## Written problem
Go through the lines below. Copy those with "text".

## Records for this exercise
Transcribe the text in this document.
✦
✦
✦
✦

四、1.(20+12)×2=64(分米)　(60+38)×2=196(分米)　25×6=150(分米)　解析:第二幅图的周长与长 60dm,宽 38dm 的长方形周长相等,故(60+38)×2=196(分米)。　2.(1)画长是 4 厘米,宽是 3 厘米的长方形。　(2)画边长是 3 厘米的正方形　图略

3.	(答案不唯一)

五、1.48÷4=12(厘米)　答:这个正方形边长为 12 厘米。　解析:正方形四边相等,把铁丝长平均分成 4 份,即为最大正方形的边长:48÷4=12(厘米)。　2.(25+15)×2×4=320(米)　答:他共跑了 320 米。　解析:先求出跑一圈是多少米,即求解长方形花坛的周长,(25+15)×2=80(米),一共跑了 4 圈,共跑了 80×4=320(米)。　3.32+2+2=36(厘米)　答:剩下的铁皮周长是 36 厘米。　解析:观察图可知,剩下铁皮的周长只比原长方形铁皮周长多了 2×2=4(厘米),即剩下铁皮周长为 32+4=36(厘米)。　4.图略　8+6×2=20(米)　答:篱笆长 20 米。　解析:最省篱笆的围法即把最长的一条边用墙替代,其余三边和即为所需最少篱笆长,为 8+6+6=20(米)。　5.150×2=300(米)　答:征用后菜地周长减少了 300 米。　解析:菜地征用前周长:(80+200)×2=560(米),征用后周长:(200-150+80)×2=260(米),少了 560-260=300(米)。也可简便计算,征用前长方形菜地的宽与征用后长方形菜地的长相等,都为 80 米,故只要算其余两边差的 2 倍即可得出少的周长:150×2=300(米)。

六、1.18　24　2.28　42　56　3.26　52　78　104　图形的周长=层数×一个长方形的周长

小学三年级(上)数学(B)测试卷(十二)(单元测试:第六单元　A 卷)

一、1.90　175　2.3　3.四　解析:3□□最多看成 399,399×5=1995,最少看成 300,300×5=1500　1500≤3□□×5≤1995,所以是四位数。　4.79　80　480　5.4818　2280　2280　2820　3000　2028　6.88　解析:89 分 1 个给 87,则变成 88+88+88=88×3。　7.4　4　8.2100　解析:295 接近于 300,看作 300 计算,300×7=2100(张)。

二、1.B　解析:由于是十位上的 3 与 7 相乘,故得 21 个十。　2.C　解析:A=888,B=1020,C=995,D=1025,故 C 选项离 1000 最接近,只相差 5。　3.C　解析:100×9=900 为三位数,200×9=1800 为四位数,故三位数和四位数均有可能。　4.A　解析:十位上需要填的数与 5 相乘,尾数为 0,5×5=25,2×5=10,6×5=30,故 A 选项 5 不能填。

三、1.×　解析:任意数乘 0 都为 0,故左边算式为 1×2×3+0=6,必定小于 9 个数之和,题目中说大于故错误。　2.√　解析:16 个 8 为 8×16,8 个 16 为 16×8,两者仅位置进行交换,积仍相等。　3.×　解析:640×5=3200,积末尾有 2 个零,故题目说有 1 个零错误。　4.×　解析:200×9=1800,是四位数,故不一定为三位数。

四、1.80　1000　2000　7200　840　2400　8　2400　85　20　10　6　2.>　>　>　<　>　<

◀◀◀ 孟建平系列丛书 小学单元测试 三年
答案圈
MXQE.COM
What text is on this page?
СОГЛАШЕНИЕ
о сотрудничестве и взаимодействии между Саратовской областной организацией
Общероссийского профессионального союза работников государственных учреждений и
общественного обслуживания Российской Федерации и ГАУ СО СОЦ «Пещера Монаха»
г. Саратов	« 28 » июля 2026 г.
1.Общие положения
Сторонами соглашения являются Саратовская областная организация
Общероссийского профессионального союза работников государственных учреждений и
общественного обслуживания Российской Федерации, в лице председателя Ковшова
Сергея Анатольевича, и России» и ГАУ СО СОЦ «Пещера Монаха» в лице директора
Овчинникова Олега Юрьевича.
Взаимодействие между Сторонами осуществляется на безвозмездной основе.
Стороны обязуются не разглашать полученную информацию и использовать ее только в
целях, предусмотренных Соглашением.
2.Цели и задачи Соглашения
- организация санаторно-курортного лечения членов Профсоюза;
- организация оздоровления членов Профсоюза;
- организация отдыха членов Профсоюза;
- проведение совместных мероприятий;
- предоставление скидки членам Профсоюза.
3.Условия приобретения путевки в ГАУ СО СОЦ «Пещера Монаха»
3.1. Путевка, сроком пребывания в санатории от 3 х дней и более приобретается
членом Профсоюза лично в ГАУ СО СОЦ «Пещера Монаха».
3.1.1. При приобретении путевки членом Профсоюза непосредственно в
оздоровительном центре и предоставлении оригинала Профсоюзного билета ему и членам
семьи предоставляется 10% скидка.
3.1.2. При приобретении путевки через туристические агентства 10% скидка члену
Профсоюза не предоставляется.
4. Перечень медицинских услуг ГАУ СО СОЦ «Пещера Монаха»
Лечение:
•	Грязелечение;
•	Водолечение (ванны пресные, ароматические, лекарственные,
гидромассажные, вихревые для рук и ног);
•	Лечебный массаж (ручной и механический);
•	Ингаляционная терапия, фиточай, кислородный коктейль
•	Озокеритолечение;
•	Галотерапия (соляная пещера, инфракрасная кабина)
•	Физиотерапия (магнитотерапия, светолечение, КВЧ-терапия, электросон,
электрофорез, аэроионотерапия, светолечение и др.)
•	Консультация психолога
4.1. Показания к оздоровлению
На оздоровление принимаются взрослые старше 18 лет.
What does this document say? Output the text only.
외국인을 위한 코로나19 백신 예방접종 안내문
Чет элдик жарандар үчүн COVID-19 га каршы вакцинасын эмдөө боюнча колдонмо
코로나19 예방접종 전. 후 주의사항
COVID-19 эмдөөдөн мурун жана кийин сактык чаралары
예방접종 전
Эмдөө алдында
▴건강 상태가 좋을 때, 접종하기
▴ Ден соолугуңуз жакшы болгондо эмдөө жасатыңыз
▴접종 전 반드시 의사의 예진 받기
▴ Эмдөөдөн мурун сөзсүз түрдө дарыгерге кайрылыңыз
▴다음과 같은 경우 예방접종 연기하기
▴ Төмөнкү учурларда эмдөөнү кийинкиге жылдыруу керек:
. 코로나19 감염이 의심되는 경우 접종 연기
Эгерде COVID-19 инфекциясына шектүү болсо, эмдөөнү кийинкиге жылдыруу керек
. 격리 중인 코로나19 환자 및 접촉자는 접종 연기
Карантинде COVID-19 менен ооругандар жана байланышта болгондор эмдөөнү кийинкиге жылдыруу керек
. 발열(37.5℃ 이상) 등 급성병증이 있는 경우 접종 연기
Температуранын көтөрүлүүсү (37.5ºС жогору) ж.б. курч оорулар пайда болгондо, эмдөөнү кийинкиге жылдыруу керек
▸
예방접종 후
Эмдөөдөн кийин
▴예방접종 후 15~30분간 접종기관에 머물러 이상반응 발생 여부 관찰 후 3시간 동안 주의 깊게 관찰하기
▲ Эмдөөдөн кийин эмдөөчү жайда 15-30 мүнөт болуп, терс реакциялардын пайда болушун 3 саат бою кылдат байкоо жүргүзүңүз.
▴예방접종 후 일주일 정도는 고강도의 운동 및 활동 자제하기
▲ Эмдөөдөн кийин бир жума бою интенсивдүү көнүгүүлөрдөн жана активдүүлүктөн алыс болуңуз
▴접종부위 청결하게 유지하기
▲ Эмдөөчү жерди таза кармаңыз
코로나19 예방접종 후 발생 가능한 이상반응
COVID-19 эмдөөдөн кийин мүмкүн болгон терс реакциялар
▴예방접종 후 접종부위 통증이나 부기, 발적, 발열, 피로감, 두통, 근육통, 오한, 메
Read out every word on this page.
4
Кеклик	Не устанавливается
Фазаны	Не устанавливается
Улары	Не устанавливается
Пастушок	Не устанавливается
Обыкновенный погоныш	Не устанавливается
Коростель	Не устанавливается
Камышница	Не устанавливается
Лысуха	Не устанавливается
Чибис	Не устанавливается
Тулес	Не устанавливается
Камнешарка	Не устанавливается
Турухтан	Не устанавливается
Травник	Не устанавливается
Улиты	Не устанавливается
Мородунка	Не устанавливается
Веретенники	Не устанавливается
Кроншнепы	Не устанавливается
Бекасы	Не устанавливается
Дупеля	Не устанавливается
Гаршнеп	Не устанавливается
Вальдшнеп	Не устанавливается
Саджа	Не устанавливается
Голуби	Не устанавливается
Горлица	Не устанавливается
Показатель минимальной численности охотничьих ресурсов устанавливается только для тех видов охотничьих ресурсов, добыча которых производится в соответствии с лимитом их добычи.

## Task result
Transcribe the text in this document.
What text is on this page?
What does this document say? Output the text only.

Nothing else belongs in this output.